VORLIEGENDER TEXT.
====
Frau Haberkorn, die von Ihnen kuratierte Sonderschau der Sammlung LBBW auf der Art Karlsruhe trägt den Titel "Nature – Beauty and Destruction". Was machen Landschaft und Natur für Sammlungen so interessant?
Landschaftsansichten sind in einem Unternehmensumfeld sozusagen "naturgemäß" sehr beliebt. Wer möchte nicht gerne während der Arbeit auf eine romantische Landschaft blicken? Aber beim Sammlungsaufbau der LBBW stand früh fest, dass es nicht um einen rein repräsentativen und dekorativen Aspekt geht. Spätestens ab den 1990er-Jahren lag der inhaltliche Fokus auf den großen aktuellen gesellschaftlichen Themen. Dazu gehört die Auseinandersetzung mit Umwelt und Natur. 2018 wurde schließlich ein konkretes Sammlungskonzept erstellt, das sich auf sieben Themenkomplexe festlegt. Eines davon ist "Umwelt und Nachhaltigkeit: Kunst im Zeichen des Anthropozän".
Eine sehr zeitgenössische Sichtweise also?
Ja, trotzdem habe ich auch Max Slevogts "Steinbruch bei Albersweiler" von 1912 für die Art-Karlsruhe-Sonderschau aus unserem Depot geholt. Zeitgenössische Betrachter und Betrachterinnen sehen mit einem heutigen Naturverständnis die mit einem Steinbruch einhergehenden zerstörerischen Prozesse sicherlich mit anderen Augen.
Welche Entwicklung sehen Sie in der Sammlung?
Das älteste Werk stammt aus dem 15. Jahrhundert, aber der Großteil des Bestands lässt sich der modernen und zeitgenössischen Kunst zuordnen. Naturdarstellungen aus den Anfängen des 20. Jahrhunderts betonen die Schönheit der Natur. Die Umweltbewegungen ab den 1960er-Jahren bringen ein neues Naturverständnis zutage. Themen wie die Bedrohung des Ökosystems, der zerstörerische Einfluss des Menschen und die Wechselbeziehung zwischen Kultur und Natur rücken in den Fokus. Das gilt bis heute. So stellen zum Beispiel Mark Dion und Bob Braine in ihrer "Extinction Series" von 1991 ausgestorbene Tierarten dar. In Jon Kesslers Werk "Max" von 1992 ist zwischen seelenlosen Hochhausarchitekturen nur noch ein einzelner Vogel zu finden, der nicht mehr selbstständig fliegen kann, sondern einen im Kunstwerk integrierten Lift benutzen muss. Die ultimative Naturzerstörung wird in den Werken von Julian Charrière und Julius von Bismarck sichtbar. 2018 haben sie in einer mexikanischen Wüste bekannte Felsformationen aus US-amerikanischen Nationalparks nachgebaut und diese anschließend gesprengt. Hier stellt sich die Frage, welche Landschaften wir als schützenswert erachten und welche Reaktionen durch einen mutwilligen Zerstörungsakt ausgelöst werden.
====
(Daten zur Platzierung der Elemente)
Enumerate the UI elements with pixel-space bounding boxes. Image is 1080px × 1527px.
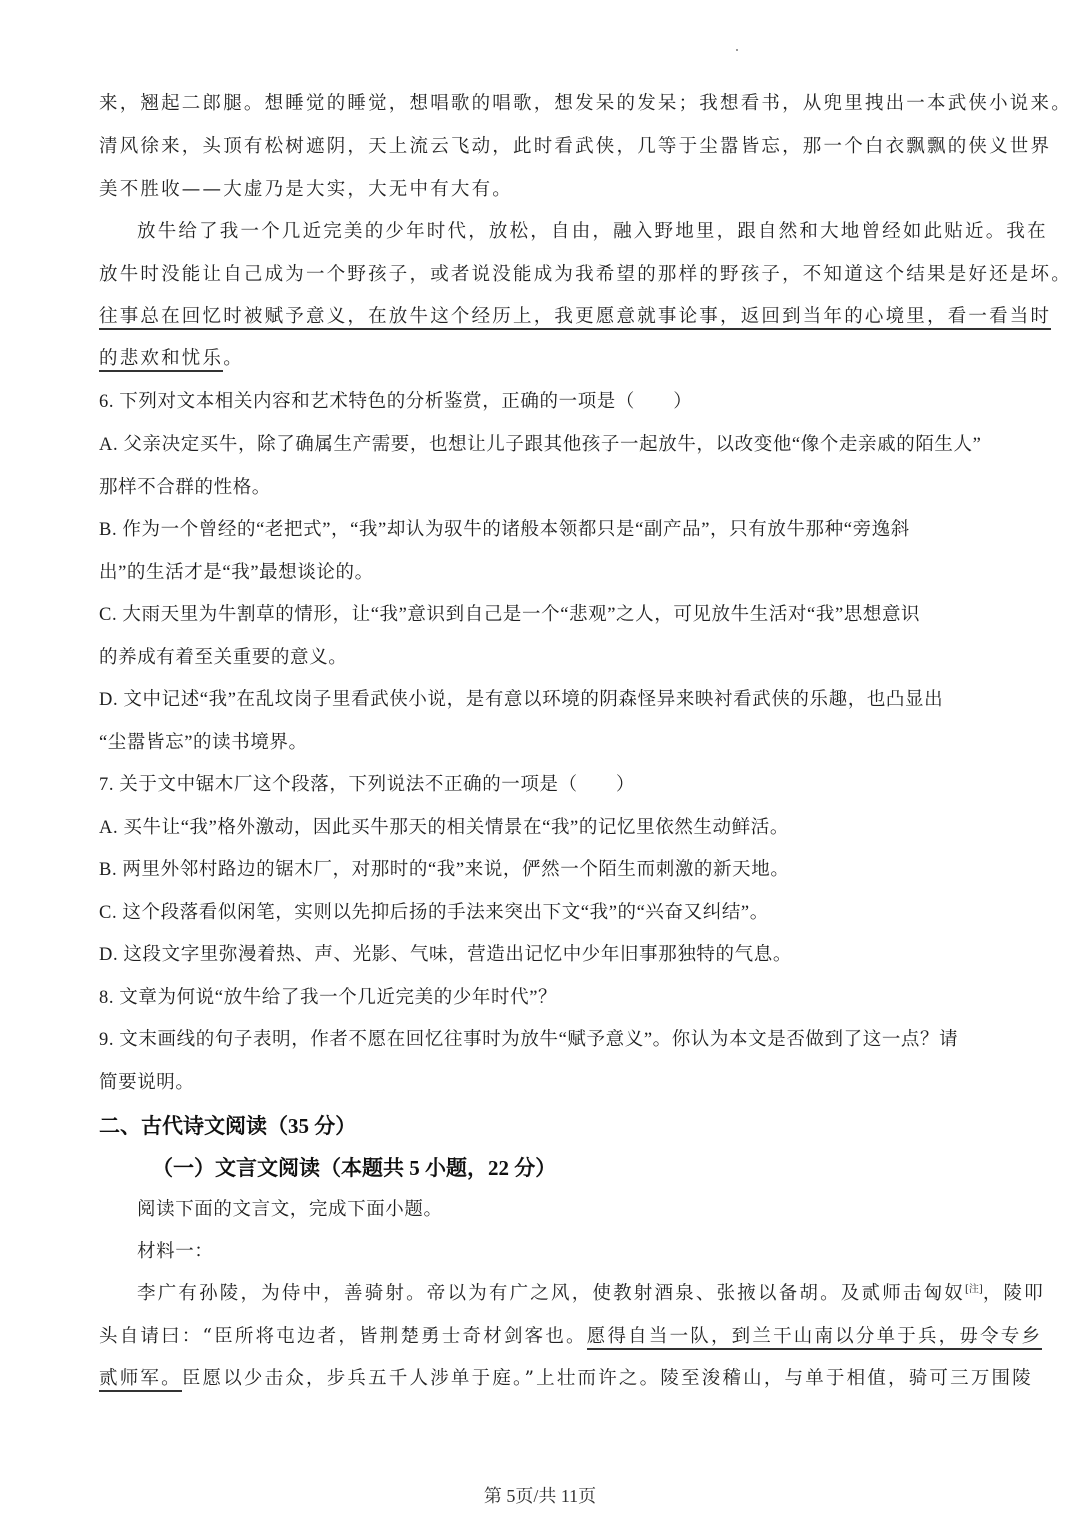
- q6-option-c: C. 大雨天里为牛割草的情形，让“我”意识到自己是一个“悲观”之人，可见放牛生活…: [99, 603, 920, 627]
- q7-option-d: D. 这段文字里弥漫着热、声、光影、气味，营造出记忆中少年旧事那独特的气息。: [99, 943, 792, 967]
- passage-line: 来，翘起二郎腿。想睡觉的睡觉，想唱歌的唱歌，想发呆的发呆；我想看书，从兜里拽出一…: [99, 92, 1072, 116]
- question-8-stem: 8. 文章为何说“放牛给了我一个几近完美的少年时代”？: [99, 986, 557, 1010]
- q6-option-c-cont: 的养成有着至关重要的意义。: [99, 646, 347, 670]
- q6-option-b-cont: 出”的生活才是“我”最想谈论的。: [99, 561, 374, 585]
- q6-option-b: B. 作为一个曾经的“老把式”，“我”却认为驭牛的诸般本领都只是“副产品”，只有…: [99, 518, 910, 542]
- subsection-heading: （一）文言文阅读（本题共 5 小题，22 分）: [152, 1154, 556, 1182]
- underlined-text: 贰师军。: [99, 1368, 182, 1392]
- exam-page: 来，翘起二郎腿。想睡觉的睡觉，想唱歌的唱歌，想发呆的发呆；我想看书，从兜里拽出一…: [0, 0, 1080, 1527]
- scan-speck: [736, 49, 738, 51]
- underlined-sentence-line: 的悲欢和忧乐。: [99, 347, 244, 371]
- passage-line: 美不胜收——大虚乃是大实，大无中有大有。: [99, 178, 513, 202]
- passage-line: 放牛给了我一个几近完美的少年时代，放松，自由，融入野地里，跟自然和大地曾经如此贴…: [137, 220, 1048, 244]
- q7-option-a: A. 买牛让“我”格外激动，因此买牛那天的相关情景在“我”的记忆里依然生动鲜活。: [99, 816, 789, 840]
- question-6-stem: 6. 下列对文本相关内容和艺术特色的分析鉴赏，正确的一项是（ ）: [99, 390, 692, 414]
- period: 。: [223, 348, 244, 369]
- material-text: 头自请曰：“臣所将屯边者，皆荆楚勇士奇材剑客也。: [99, 1326, 587, 1347]
- q6-option-d: D. 文中记述“我”在乱坟岗子里看武侠小说，是有意以环境的阴森怪异来映衬看武侠的…: [99, 688, 943, 712]
- question-7-stem: 7. 关于文中锯木厂这个段落，下列说法不正确的一项是（ ）: [99, 773, 635, 797]
- passage-line: 清风徐来，头顶有松树遮阴，天上流云飞动，此时看武侠，几等于尘嚣皆忘，那一个白衣飘…: [99, 135, 1051, 159]
- q6-option-a-cont: 那样不合群的性格。: [99, 476, 271, 500]
- material-text: 李广有孙陵，为侍中，善骑射。帝以为有广之风，使教射酒泉、张掖以备胡。及贰师击匈奴: [137, 1283, 965, 1304]
- passage-line: 放牛时没能让自己成为一个野孩子，或者说没能成为我希望的那样的野孩子，不知道这个结…: [99, 263, 1072, 287]
- question-9-stem: 9. 文末画线的句子表明，作者不愿在回忆往事时为放牛“赋予意义”。你认为本文是否…: [99, 1028, 958, 1052]
- material-line: 贰师军。臣愿以少击众，步兵五千人涉单于庭。”上壮而许之。陵至浚稽山，与单于相值，…: [99, 1367, 1033, 1391]
- q6-option-a: A. 父亲决定买牛，除了确属生产需要，也想让儿子跟其他孩子一起放牛，以改变他“像…: [99, 433, 981, 457]
- material-text: 臣愿以少击众，步兵五千人涉单于庭。”上壮而许之。陵至浚稽山，与单于相值，骑可三万…: [182, 1368, 1033, 1389]
- underlined-text: 的悲欢和忧乐: [99, 348, 223, 372]
- reading-instruction: 阅读下面的文言文，完成下面小题。: [137, 1198, 443, 1222]
- section-heading: 二、古代诗文阅读（35 分）: [99, 1112, 356, 1140]
- q7-option-b: B. 两里外邻村路边的锯木厂，对那时的“我”来说，俨然一个陌生而刺激的新天地。: [99, 858, 789, 882]
- q6-option-d-cont: “尘嚣皆忘”的读书境界。: [99, 731, 308, 755]
- underlined-text: 愿得自当一队，到兰干山南以分单于兵，毋令专乡: [587, 1326, 1042, 1350]
- question-9-stem-cont: 简要说明。: [99, 1071, 195, 1095]
- footnote-marker: [注]: [965, 1284, 983, 1295]
- material-line: 头自请曰：“臣所将屯边者，皆荆楚勇士奇材剑客也。愿得自当一队，到兰干山南以分单于…: [99, 1325, 1042, 1349]
- underlined-text: 往事总在回忆时被赋予意义，在放牛这个经历上，我更愿意就事论事，返回到当年的心境里…: [99, 306, 1051, 330]
- underlined-sentence-line: 往事总在回忆时被赋予意义，在放牛这个经历上，我更愿意就事论事，返回到当年的心境里…: [99, 305, 1051, 329]
- material-text: ，陵叩: [983, 1283, 1045, 1304]
- page-indicator: 第 5页/共 11页: [0, 1482, 1080, 1508]
- q7-option-c: C. 这个段落看似闲笔，实则以先抑后扬的手法来突出下文“我”的“兴奋又纠结”。: [99, 901, 769, 925]
- material-label: 材料一：: [137, 1240, 213, 1264]
- material-line: 李广有孙陵，为侍中，善骑射。帝以为有广之风，使教射酒泉、张掖以备胡。及贰师击匈奴…: [137, 1282, 1045, 1306]
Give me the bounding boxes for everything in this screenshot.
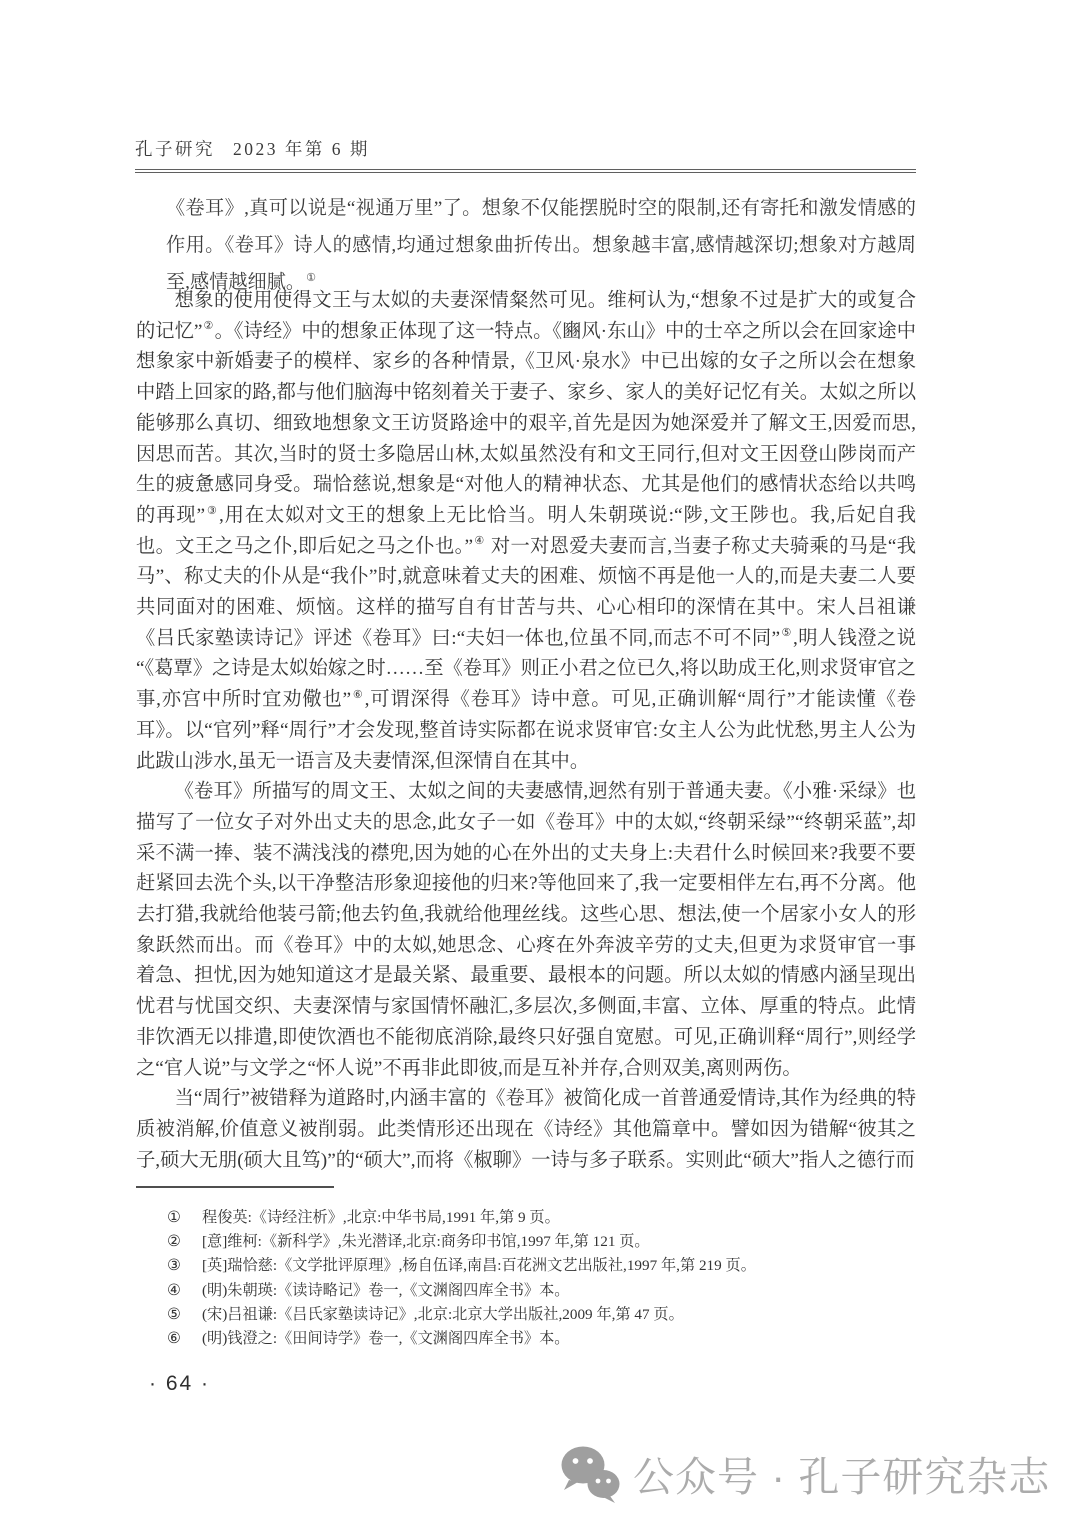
footnote-number: ③: [167, 1254, 189, 1278]
footnote: ⑥ (明)钱澄之:《田间诗学》卷一,《文渊阁四库全书》本。: [136, 1327, 926, 1351]
running-head: 孔子研究2023 年第 6 期: [135, 136, 916, 173]
footnote-text: (明)朱朝瑛:《读诗略记》卷一,《文渊阁四库全书》本。: [202, 1279, 926, 1303]
footnote-number: ④: [167, 1279, 189, 1303]
footnote: ④ (明)朱朝瑛:《读诗略记》卷一,《文渊阁四库全书》本。: [136, 1279, 926, 1303]
footnote-number: ⑥: [167, 1327, 189, 1351]
paragraph: 当“周行”被错释为道路时,内涵丰富的《卷耳》被简化成一首普通爱情诗,其作为经典的…: [136, 1084, 916, 1176]
footnote-text: [意]维柯:《新科学》,朱光潜译,北京:商务印书馆,1997 年,第 121 页…: [202, 1230, 926, 1254]
footnotes: ① 程俊英:《诗经注析》,北京:中华书局,1991 年,第 9 页。 ② [意]…: [136, 1186, 926, 1351]
page-number: · 64 ·: [149, 1372, 210, 1396]
watermark-text: 公众号 · 孔子研究杂志: [633, 1444, 1050, 1503]
footnote-text: [英]瑞恰慈:《文学批评原理》,杨自伍译,南昌:百花洲文艺出版社,1997 年,…: [202, 1254, 926, 1278]
block-quote: 《卷耳》,真可以说是“视通万里”了。想象不仅能摆脱时空的限制,还有寄托和激发情感…: [166, 190, 916, 301]
watermark: 公众号 · 孔子研究杂志: [560, 1444, 1050, 1503]
paragraph: 《卷耳》所描写的周文王、太姒之间的夫妻感情,迥然有别于普通夫妻。《小雅·采绿》也…: [136, 777, 916, 1084]
wechat-icon: [560, 1445, 620, 1503]
footnote: ① 程俊英:《诗经注析》,北京:中华书局,1991 年,第 9 页。: [136, 1206, 926, 1230]
journal-title: 孔子研究: [135, 139, 215, 159]
footnote: ③ [英]瑞恰慈:《文学批评原理》,杨自伍译,南昌:百花洲文艺出版社,1997 …: [136, 1254, 926, 1278]
footnote-text: 程俊英:《诗经注析》,北京:中华书局,1991 年,第 9 页。: [202, 1206, 926, 1230]
footnote-number: ⑤: [167, 1303, 189, 1327]
footnote: ② [意]维柯:《新科学》,朱光潜译,北京:商务印书馆,1997 年,第 121…: [136, 1230, 926, 1254]
footnote-number: ②: [167, 1230, 189, 1254]
paragraph: 想象的使用使得文王与太姒的夫妻深情粲然可见。维柯认为,“想象不过是扩大的或复合的…: [136, 286, 916, 777]
issue-info: 2023 年第 6 期: [233, 139, 370, 159]
footnote-text: (明)钱澄之:《田间诗学》卷一,《文渊阁四库全书》本。: [202, 1327, 926, 1351]
footnote: ⑤ (宋)吕祖谦:《吕氏家塾读诗记》,北京:北京大学出版社,2009 年,第 4…: [136, 1303, 926, 1327]
journal-page: 孔子研究2023 年第 6 期 《卷耳》,真可以说是“视通万里”了。想象不仅能摆…: [0, 0, 1080, 1526]
article-body: 想象的使用使得文王与太姒的夫妻深情粲然可见。维柯认为,“想象不过是扩大的或复合的…: [136, 286, 916, 1176]
footnote-number: ①: [167, 1206, 189, 1230]
footnote-text: (宋)吕祖谦:《吕氏家塾读诗记》,北京:北京大学出版社,2009 年,第 47 …: [202, 1303, 926, 1327]
footnote-separator: [136, 1186, 334, 1188]
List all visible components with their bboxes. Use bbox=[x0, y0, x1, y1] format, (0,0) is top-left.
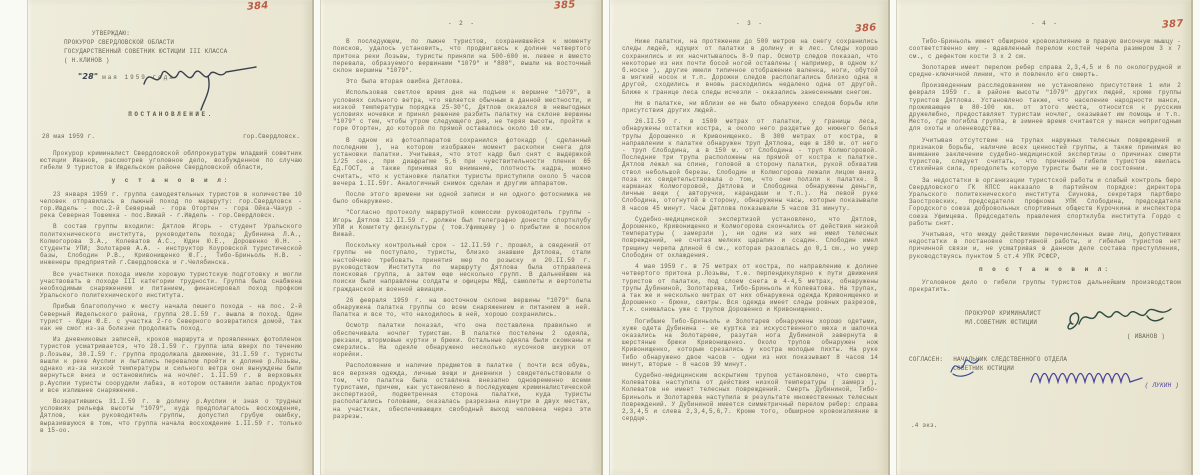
====
AUFGABENSTELLUNG.
Schreiben Sie aus dem vorliegenden Text alles von „Ja, trotzdem habe“ bis hinunter zu „in der Sammlung?“ wortgetreu ab.

ANTWORT ZUR AUFGABE.
Ja, trotzdem habe ich auch Max Slevogts "Steinbruch bei Albersweiler" von 1912 für die Art-Karlsruhe-Sonderschau aus unserem Depot geholt. Zeitgenössische Betrachter und Betrachterinnen sehen mit einem heutigen Naturverständnis die mit einem Steinbruch einhergehenden zerstörerischen Prozesse sicherlich mit anderen Augen.
Welche Entwicklung sehen Sie in der Sammlung?